**Supplied records**
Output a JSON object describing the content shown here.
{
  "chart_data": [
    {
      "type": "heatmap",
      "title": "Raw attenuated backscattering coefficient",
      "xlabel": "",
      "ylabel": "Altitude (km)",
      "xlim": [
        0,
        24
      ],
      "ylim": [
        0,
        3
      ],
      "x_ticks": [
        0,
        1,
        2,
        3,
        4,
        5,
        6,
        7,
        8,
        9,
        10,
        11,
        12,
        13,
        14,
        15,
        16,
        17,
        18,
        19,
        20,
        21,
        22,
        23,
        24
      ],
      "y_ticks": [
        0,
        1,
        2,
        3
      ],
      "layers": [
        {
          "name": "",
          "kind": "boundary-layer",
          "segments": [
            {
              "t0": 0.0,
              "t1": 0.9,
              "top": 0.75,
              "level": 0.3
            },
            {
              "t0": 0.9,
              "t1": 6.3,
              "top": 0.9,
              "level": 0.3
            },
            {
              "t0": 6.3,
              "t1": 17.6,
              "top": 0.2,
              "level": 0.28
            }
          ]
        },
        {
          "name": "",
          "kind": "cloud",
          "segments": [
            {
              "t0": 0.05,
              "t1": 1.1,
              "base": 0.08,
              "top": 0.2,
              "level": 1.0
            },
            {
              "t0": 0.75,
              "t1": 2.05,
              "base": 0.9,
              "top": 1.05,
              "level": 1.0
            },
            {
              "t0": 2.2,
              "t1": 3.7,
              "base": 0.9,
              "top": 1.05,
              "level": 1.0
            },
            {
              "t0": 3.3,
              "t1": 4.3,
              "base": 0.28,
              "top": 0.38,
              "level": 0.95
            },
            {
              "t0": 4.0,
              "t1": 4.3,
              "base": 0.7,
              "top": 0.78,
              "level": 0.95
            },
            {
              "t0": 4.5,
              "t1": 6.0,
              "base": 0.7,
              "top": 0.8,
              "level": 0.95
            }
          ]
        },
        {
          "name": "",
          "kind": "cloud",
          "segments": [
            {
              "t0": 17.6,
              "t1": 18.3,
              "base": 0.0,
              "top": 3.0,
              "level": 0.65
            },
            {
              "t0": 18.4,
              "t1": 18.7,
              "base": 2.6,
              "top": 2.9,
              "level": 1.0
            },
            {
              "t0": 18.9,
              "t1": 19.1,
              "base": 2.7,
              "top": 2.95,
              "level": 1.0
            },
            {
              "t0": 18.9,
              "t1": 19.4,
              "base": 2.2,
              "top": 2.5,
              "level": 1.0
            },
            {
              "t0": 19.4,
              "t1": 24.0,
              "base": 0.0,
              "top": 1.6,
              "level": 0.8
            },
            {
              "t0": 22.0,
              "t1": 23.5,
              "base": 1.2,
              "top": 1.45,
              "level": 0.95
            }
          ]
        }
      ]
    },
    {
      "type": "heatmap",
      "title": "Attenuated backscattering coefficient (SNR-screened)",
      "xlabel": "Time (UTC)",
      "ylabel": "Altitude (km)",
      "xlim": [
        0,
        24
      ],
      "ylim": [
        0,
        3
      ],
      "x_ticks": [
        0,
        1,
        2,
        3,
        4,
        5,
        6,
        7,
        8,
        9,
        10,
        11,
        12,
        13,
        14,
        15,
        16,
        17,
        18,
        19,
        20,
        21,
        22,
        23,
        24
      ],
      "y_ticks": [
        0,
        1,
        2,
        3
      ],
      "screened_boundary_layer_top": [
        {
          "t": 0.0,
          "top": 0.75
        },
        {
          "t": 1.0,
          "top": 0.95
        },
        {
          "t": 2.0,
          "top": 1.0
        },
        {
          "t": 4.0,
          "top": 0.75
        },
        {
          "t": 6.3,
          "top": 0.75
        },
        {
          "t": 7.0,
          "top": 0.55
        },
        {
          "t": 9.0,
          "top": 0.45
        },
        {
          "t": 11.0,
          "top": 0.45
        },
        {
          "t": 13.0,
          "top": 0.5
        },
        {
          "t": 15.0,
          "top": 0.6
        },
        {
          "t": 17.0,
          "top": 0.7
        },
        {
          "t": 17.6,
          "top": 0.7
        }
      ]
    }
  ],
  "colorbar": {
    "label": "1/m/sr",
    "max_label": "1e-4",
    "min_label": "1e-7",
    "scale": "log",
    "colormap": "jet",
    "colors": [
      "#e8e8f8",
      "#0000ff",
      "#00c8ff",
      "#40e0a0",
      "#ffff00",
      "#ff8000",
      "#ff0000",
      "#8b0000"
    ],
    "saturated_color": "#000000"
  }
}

**What to produce**
Transcribe every entry word for word.

**Exercise solution**
Output a JSON object describing the content shown here.
{
  "chart_data": [
    {
      "type": "heatmap",
      "title": "Raw attenuated backscattering coefficient",
      "xlabel": "",
      "ylabel": "Altitude (km)",
      "xlim": [
        0,
        24
      ],
      "ylim": [
        0,
        3
      ],
      "x_ticks": [
        0,
        1,
        2,
        3,
        4,
        5,
        6,
        7,
        8,
        9,
        10,
        11,
        12,
        13,
        14,
        15,
        16,
        17,
        18,
        19,
        20,
        21,
        22,
        23,
        24
      ],
      "y_ticks": [
        0,
        1,
        2,
        3
      ],
      "layers": [
        {
          "name": "",
          "kind": "boundary-layer",
          "segments": [
            {
              "t0": 0.0,
              "t1": 0.9,
              "top": 0.75,
              "level": 0.3
            },
            {
              "t0": 0.9,
              "t1": 6.3,
              "top": 0.9,
              "level": 0.3
            },
            {
              "t0": 6.3,
              "t1": 17.6,
              "top": 0.2,
              "level": 0.28
            }
          ]
        },
        {
          "name": "",
          "kind": "cloud",
          "segments": [
            {
              "t0": 0.05,
              "t1": 1.1,
              "base": 0.08,
              "top": 0.2,
              "level": 1.0
            },
            {
              "t0": 0.75,
              "t1": 2.05,
              "base": 0.9,
              "top": 1.05,
              "level": 1.0
            },
            {
              "t0": 2.2,
              "t1": 3.7,
              "base": 0.9,
              "top": 1.05,
              "level": 1.0
            },
            {
              "t0": 3.3,
              "t1": 4.3,
              "base": 0.28,
              "top": 0.38,
              "level": 0.95
            },
            {
              "t0": 4.0,
              "t1": 4.3,
              "base": 0.7,
              "top": 0.78,
              "level": 0.95
            },
            {
              "t0": 4.5,
              "t1": 6.0,
              "base": 0.7,
              "top": 0.8,
              "level": 0.95
            }
          ]
        },
        {
          "name": "",
          "kind": "cloud",
          "segments": [
            {
              "t0": 17.6,
              "t1": 18.3,
              "base": 0.0,
              "top": 3.0,
              "level": 0.65
            },
            {
              "t0": 18.4,
              "t1": 18.7,
              "base": 2.6,
              "top": 2.9,
              "level": 1.0
            },
            {
              "t0": 18.9,
              "t1": 19.1,
              "base": 2.7,
              "top": 2.95,
              "level": 1.0
            },
            {
              "t0": 18.9,
              "t1": 19.4,
              "base": 2.2,
              "top": 2.5,
              "level": 1.0
            },
            {
              "t0": 19.4,
              "t1": 24.0,
              "base": 0.0,
              "top": 1.6,
              "level": 0.8
            },
            {
              "t0": 22.0,
              "t1": 23.5,
              "base": 1.2,
              "top": 1.45,
              "level": 0.95
            }
          ]
        }
      ]
    },
    {
      "type": "heatmap",
      "title": "Attenuated backscattering coefficient (SNR-screened)",
      "xlabel": "Time (UTC)",
      "ylabel": "Altitude (km)",
      "xlim": [
        0,
        24
      ],
      "ylim": [
        0,
        3
      ],
      "x_ticks": [
        0,
        1,
        2,
        3,
        4,
        5,
        6,
        7,
        8,
        9,
        10,
        11,
        12,
        13,
        14,
        15,
        16,
        17,
        18,
        19,
        20,
        21,
        22,
        23,
        24
      ],
      "y_ticks": [
        0,
        1,
        2,
        3
      ],
      "screened_boundary_layer_top": [
        {
          "t": 0.0,
          "top": 0.75
        },
        {
          "t": 1.0,
          "top": 0.95
        },
        {
          "t": 2.0,
          "top": 1.0
        },
        {
          "t": 4.0,
          "top": 0.75
        },
        {
          "t": 6.3,
          "top": 0.75
        },
        {
          "t": 7.0,
          "top": 0.55
        },
        {
          "t": 9.0,
          "top": 0.45
        },
        {
          "t": 11.0,
          "top": 0.45
        },
        {
          "t": 13.0,
          "top": 0.5
        },
        {
          "t": 15.0,
          "top": 0.6
        },
        {
          "t": 17.0,
          "top": 0.7
        },
        {
          "t": 17.6,
          "top": 0.7
        }
      ]
    }
  ],
  "colorbar": {
    "label": "1/m/sr",
    "max_label": "1e-4",
    "min_label": "1e-7",
    "scale": "log",
    "colormap": "jet",
    "colors": [
      "#e8e8f8",
      "#0000ff",
      "#00c8ff",
      "#40e0a0",
      "#ffff00",
      "#ff8000",
      "#ff0000",
      "#8b0000"
    ],
    "saturated_color": "#000000"
  }
}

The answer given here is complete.